**DIRECTION**. Extract all lines that hold the string "çarpanı".

**DATASET EXTRACT**.
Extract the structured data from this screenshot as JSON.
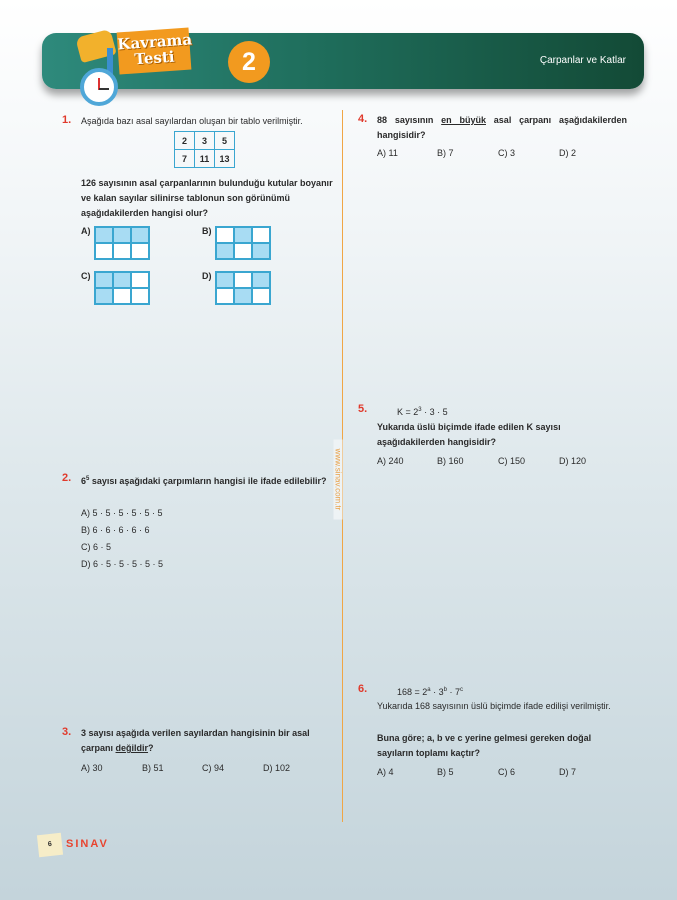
{
  "header": {
    "badge_line1": "Kavrama",
    "badge_line2": "Testi",
    "test_number": "2",
    "topic": "Çarpanlar ve Katlar"
  },
  "colors": {
    "banner": "#1f6e5c",
    "accent": "#f29a1f",
    "question_number": "#e03a2c",
    "cell_fill": "#a8dcf3",
    "cell_border": "#3aa6d0"
  },
  "watermark": "www.sinav.com.tr",
  "footer": {
    "page": "6",
    "brand": "SINAV"
  },
  "q1": {
    "num": "1.",
    "intro": "Aşağıda bazı asal sayılardan oluşan bir tablo verilmiştir.",
    "table": [
      [
        "2",
        "3",
        "5"
      ],
      [
        "7",
        "11",
        "13"
      ]
    ],
    "text": "126 sayısının asal çarpanlarının bulunduğu kutular boyanır ve kalan sayılar silinirse tablonun son görünümü aşağıdakilerden hangisi olur?",
    "options": [
      {
        "label": "A)",
        "cells": [
          true,
          true,
          true,
          false,
          false,
          false
        ]
      },
      {
        "label": "B)",
        "cells": [
          false,
          true,
          false,
          true,
          false,
          true
        ]
      },
      {
        "label": "C)",
        "cells": [
          true,
          true,
          false,
          true,
          false,
          false
        ]
      },
      {
        "label": "D)",
        "cells": [
          true,
          false,
          true,
          false,
          true,
          false
        ]
      }
    ]
  },
  "q2": {
    "num": "2.",
    "base": "6",
    "exp": "5",
    "text": " sayısı aşağıdaki çarpımların hangisi ile ifade edilebilir?",
    "options": [
      "A) 5 · 5 · 5 · 5 · 5 · 5",
      "B) 6 · 6 · 6 · 6 · 6",
      "C) 6 · 5",
      "D) 6 · 5 · 5 · 5 · 5 · 5"
    ]
  },
  "q3": {
    "num": "3.",
    "text": "3 sayısı aşağıda verilen sayılardan hangisinin bir asal çarpanı ",
    "underlined": "değildir",
    "end": "?",
    "options": [
      "A) 30",
      "B) 51",
      "C) 94",
      "D) 102"
    ]
  },
  "q4": {
    "num": "4.",
    "pre": "88 sayısının ",
    "underlined": "en büyük",
    "post": " asal çarpanı aşağıdakilerden hangisidir?",
    "options": [
      "A) 11",
      "B) 7",
      "C) 3",
      "D) 2"
    ]
  },
  "q5": {
    "num": "5.",
    "expr_pre": "K = 2",
    "expr_exp": "3",
    "expr_post": " · 3 · 5",
    "text": "Yukarıda üslü biçimde ifade edilen K sayısı aşağıdakilerden hangisidir?",
    "options": [
      "A) 240",
      "B) 160",
      "C) 150",
      "D) 120"
    ]
  },
  "q6": {
    "num": "6.",
    "expr": [
      "168 = 2",
      "a",
      " · 3",
      "b",
      " · 7",
      "c"
    ],
    "text1": "Yukarıda 168 sayısının üslü biçimde ifade edilişi verilmiştir.",
    "text2": "Buna göre; a, b ve c yerine gelmesi gereken doğal sayıların toplamı kaçtır?",
    "options": [
      "A) 4",
      "B) 5",
      "C) 6",
      "D) 7"
    ]
  }
}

**EXERCISE OUTPUT**.
    "text": "3 sayısı aşağıda verilen sayılardan hangisinin bir asal çarpanı ",
    "post": " asal çarpanı aşağıdakilerden hangisidir?",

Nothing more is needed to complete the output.